Start of PROVIDED MATERIAL

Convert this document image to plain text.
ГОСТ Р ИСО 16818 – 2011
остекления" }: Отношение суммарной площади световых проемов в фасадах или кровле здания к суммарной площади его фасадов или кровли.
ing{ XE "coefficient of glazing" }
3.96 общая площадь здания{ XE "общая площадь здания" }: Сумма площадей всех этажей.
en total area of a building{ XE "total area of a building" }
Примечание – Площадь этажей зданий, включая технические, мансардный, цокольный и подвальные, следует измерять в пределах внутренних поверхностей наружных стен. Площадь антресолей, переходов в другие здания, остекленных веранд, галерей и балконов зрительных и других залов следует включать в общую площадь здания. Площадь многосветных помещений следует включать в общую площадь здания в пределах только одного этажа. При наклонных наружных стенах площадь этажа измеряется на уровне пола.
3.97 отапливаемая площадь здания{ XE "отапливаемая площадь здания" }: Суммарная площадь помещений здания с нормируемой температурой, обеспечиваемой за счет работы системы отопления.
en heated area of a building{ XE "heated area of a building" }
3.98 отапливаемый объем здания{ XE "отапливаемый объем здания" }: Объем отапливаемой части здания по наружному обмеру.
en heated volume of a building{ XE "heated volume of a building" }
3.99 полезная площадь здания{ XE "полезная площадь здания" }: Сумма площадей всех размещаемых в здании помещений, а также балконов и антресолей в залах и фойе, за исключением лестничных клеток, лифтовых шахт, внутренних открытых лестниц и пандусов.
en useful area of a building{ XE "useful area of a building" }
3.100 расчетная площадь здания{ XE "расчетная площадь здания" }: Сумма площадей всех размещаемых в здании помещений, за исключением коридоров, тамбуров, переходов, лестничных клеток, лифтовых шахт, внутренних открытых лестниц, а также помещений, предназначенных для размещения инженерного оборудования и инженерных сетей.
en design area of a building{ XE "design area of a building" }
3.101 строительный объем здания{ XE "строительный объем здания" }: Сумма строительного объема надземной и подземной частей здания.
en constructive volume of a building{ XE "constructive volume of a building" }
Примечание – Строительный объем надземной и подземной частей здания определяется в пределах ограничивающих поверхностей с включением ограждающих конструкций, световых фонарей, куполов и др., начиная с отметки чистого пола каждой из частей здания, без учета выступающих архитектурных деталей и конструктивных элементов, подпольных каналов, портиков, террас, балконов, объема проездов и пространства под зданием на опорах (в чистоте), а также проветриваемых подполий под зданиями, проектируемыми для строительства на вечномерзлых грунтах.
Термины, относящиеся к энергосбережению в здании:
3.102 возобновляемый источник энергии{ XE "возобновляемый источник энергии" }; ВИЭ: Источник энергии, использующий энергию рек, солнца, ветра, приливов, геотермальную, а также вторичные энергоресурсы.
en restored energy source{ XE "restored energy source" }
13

End of PROVIDED MATERIAL

# [WHAT THIS TASK INVOLVES]
Return every line containing "балконов".

# [RESPONSE]
Примечание – Площадь этажей зданий, включая технические, мансардный, цокольный и подвальные, следует измерять в пределах внутренних поверхностей наружных стен. Площадь антресолей, переходов в другие здания, остекленных веранд, галерей и балконов зрительных и других залов следует включать в общую площадь здания. Площадь многосветных помещений следует включать в общую площадь здания в пределах только одного этажа. При наклонных наружных стенах площадь этажа измеряется на уровне пола.
3.99 полезная площадь здания{ XE "полезная площадь здания" }: Сумма площадей всех размещаемых в здании помещений, а также балконов и антресолей в залах и фойе, за исключением лестничных клеток, лифтовых шахт, внутренних открытых лестниц и пандусов.
Примечание – Строительный объем надземной и подземной частей здания определяется в пределах ограничивающих поверхностей с включением ограждающих конструкций, световых фонарей, куполов и др., начиная с отметки чистого пола каждой из частей здания, без учета выступающих архитектурных деталей и конструктивных элементов, подпольных каналов, портиков, террас, балконов, объема проездов и пространства под зданием на опорах (в чистоте), а также проветриваемых подполий под зданиями, проектируемыми для строительства на вечномерзлых грунтах.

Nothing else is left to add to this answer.